QUOTED PASSAGE
Let [tex]Y[/tex] denote the random variable representing a given number in the total set of numbers. We're told that [tex]\dfrac{1360}{2000}=0.68[/tex] of the numbers fall within a given range, so we know
[tex]\mathbb P(40\le Y\le50)=0.68[/tex]
where [tex]Y[/tex] is normally distributed with mean 45 and an unknown variance [tex]x^2[/tex].
Let's make the transformation to a random variable with a standard normal distribution:
[tex]\mathbb P\left(\dfrac{40-45}x\le\dfrac{Y-45}x\le\dfrac{50-45}x\right)=\mathbb P\left(-\dfrac5x\le Z\le\dfrac5x\right)[/tex]
Since [tex]Z[/tex] is symmetric, we have
[tex]\mathbb P(-\dfrac5x\le Z\le\dfrac5x\right)=2\mathbb P\left(0\le Z\le\dfrac5x\right)=2\bigg(\mathbb P\left(Z\le\dfrac5x\right)-\mathbb P(Z\le0)\bigg)[/tex]
The mean of [tex]Z[/tex] is 0, and by symmetry we know that exactly half of the distribution falls to the left of [tex]Z=0[/tex], so [tex]\mathbb P(Z\le0)=0.5[/tex]. We're left with
[tex]0.68=2\mathbb P\left(Z\le\dfrac5x\right)-2\cdot0.5[/tex]
[tex]\implies\mathbb P\left(Z\le\dfrac5x\right)=0.84[/tex]
This probability corresponds to a value of [tex]Z\approx0.9945[/tex], which means
[tex]\dfrac5x\approx0.9945\implies x\approx5.0277[/tex]

TO DO
a) In the worked solution, what approximate value does x come out to?
b) Please rewrite the worked solution with "unknown" swapped for "unspecified", beginning at the words "Let [tex]Y[/tex] denote" and stopping after "unknown variance [tex]x^2[/tex].".

EXCERPTED DATA
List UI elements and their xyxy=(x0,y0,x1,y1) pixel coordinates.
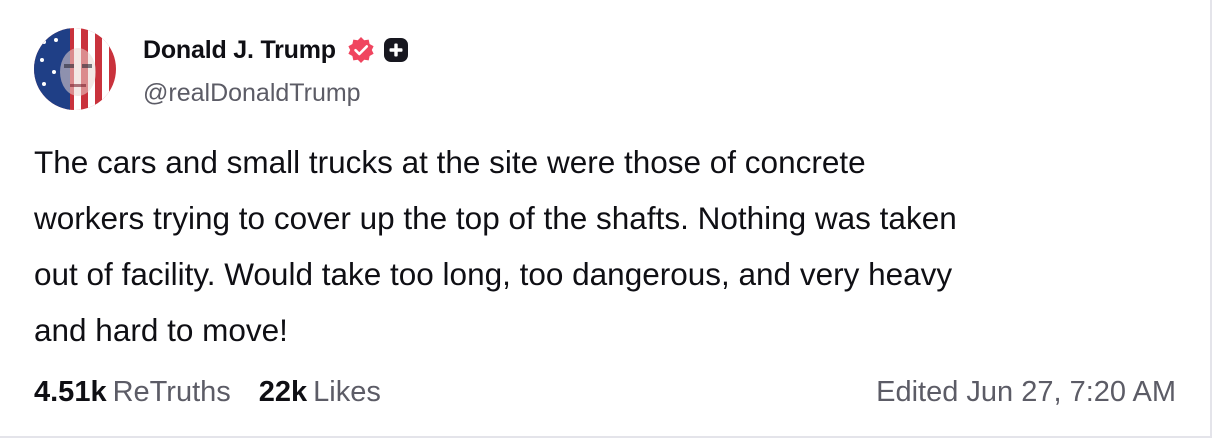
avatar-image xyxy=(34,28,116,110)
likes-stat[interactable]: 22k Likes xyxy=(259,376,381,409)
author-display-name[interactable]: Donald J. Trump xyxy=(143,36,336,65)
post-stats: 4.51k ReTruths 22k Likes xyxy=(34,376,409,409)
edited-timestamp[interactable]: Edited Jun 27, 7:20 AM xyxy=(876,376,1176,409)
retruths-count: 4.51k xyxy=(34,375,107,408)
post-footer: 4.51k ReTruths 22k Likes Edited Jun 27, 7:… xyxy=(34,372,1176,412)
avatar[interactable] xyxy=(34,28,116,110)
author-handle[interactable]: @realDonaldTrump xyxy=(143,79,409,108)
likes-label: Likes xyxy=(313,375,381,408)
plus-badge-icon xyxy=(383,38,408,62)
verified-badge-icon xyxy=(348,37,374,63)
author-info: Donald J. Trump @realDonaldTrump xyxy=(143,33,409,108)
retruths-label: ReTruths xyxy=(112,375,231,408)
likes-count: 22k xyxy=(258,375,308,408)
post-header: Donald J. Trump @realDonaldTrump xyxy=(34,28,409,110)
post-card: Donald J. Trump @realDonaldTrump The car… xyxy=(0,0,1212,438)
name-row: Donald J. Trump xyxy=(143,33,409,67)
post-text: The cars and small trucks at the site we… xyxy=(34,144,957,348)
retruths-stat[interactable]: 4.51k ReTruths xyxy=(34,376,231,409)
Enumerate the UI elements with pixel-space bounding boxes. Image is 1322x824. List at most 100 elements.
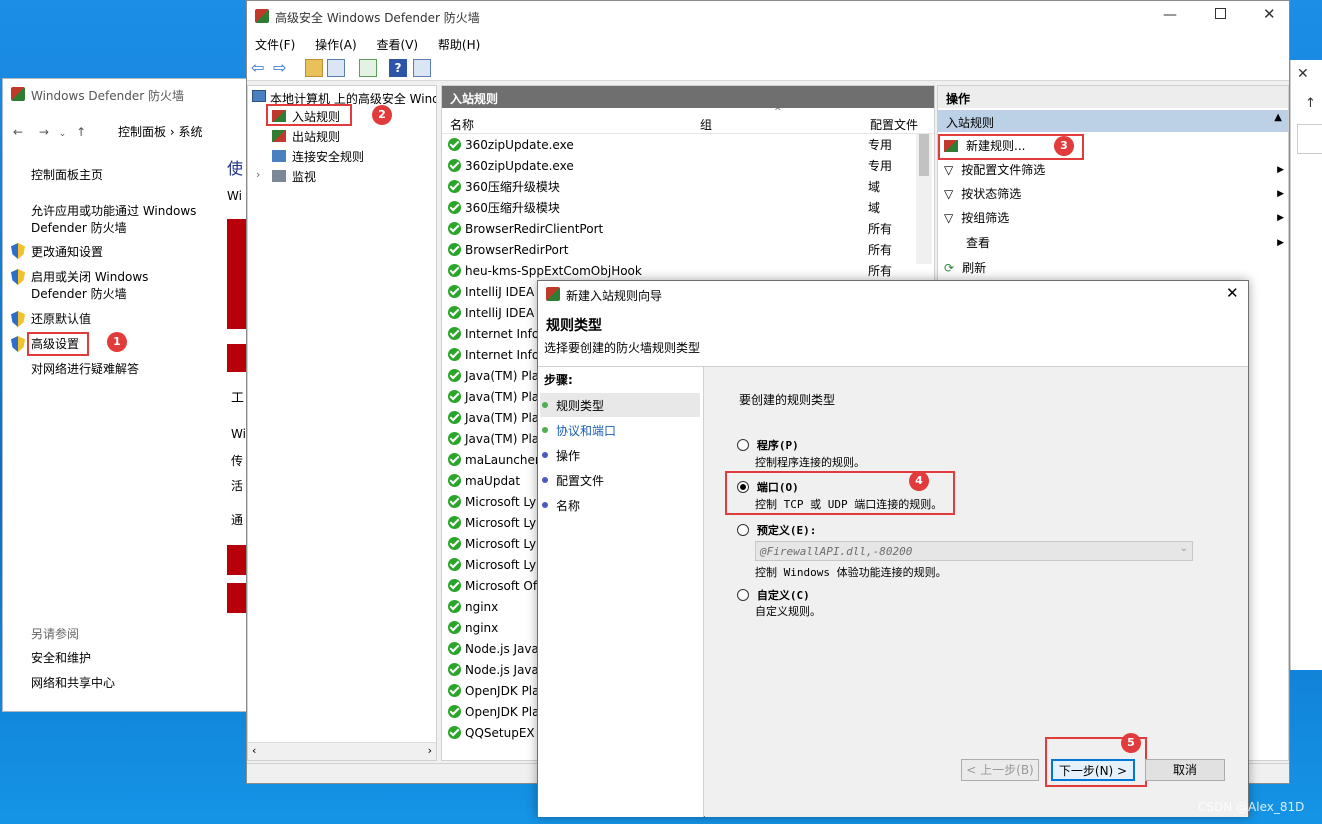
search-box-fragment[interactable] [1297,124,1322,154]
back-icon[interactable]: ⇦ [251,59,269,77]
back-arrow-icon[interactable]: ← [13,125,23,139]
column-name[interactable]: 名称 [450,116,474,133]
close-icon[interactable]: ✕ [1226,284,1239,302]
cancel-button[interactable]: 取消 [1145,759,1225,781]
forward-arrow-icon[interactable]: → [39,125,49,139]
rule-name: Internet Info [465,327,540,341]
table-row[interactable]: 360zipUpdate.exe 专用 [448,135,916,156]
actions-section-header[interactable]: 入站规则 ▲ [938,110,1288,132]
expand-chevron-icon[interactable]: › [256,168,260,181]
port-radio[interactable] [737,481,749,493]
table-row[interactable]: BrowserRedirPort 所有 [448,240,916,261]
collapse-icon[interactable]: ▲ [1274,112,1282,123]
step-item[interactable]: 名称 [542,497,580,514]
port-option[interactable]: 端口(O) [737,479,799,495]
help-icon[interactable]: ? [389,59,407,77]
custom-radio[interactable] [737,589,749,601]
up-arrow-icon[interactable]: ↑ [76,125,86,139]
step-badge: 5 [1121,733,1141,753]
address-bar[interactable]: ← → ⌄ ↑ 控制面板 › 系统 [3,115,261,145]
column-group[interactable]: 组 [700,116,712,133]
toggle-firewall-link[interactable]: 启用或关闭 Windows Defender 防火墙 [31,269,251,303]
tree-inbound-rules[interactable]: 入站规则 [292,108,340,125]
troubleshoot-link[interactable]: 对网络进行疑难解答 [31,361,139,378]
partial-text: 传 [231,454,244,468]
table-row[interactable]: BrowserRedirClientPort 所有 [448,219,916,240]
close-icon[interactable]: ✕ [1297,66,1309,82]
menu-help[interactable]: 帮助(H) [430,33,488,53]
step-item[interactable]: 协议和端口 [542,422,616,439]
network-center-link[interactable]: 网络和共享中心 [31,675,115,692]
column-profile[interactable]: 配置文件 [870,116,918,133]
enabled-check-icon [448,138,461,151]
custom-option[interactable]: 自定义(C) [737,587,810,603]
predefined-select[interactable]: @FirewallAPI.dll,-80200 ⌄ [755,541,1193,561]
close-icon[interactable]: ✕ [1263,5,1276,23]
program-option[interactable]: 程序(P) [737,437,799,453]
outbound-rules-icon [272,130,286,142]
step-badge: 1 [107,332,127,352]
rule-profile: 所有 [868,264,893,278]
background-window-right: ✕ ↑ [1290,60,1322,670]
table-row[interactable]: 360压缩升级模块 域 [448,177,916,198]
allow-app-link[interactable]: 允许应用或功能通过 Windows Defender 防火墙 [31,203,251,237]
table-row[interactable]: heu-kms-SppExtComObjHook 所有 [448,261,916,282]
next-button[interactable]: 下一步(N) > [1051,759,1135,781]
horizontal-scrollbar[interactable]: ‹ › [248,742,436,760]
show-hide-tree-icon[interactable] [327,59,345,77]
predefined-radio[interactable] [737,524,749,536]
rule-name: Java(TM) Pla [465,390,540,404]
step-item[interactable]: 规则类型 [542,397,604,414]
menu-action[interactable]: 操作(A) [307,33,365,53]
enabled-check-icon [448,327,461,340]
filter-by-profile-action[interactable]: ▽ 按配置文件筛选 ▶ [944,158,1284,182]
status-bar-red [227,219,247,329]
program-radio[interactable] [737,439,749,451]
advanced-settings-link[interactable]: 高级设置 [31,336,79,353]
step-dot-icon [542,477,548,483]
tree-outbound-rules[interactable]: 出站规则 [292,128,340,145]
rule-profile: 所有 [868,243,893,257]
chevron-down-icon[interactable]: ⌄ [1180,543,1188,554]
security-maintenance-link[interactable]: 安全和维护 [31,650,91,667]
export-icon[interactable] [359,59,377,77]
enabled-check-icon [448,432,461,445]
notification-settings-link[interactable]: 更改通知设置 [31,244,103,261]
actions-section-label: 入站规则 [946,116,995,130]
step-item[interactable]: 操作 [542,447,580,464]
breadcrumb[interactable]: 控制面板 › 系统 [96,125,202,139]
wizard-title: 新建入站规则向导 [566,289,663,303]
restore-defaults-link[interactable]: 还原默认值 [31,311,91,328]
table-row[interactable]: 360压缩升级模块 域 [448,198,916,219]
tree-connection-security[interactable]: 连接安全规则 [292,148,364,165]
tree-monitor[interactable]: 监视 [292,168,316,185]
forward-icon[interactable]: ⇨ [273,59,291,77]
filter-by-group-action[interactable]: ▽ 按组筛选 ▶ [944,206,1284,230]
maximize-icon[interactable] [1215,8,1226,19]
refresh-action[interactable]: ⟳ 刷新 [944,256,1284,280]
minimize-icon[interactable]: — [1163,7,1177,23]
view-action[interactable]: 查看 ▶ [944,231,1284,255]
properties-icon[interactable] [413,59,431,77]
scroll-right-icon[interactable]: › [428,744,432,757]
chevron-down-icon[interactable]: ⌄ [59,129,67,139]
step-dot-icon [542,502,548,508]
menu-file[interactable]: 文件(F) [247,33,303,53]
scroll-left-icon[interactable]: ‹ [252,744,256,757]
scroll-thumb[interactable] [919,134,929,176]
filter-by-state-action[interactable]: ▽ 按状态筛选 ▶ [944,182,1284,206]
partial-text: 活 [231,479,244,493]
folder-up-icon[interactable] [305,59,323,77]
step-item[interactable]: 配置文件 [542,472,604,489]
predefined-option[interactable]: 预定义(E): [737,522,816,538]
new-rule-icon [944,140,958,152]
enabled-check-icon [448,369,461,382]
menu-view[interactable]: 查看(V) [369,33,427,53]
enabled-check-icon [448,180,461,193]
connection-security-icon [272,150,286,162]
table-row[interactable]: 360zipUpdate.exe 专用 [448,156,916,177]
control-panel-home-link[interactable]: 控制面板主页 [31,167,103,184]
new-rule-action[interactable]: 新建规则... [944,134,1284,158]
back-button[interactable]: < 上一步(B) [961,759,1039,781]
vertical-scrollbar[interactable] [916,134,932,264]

ANSWERS BELOW
a) x is approximately 5.0277.

b)
Let [tex]Y[/tex] denote the random variable representing a given number in the total set of numbers. We're told that [tex]\dfrac{1360}{2000}=0.68[/tex] of the numbers fall within a given range, so we know
[tex]\mathbb P(40\le Y\le50)=0.68[/tex]
where [tex]Y[/tex] is normally distributed with mean 45 and an unspecified variance [tex]x^2[/tex].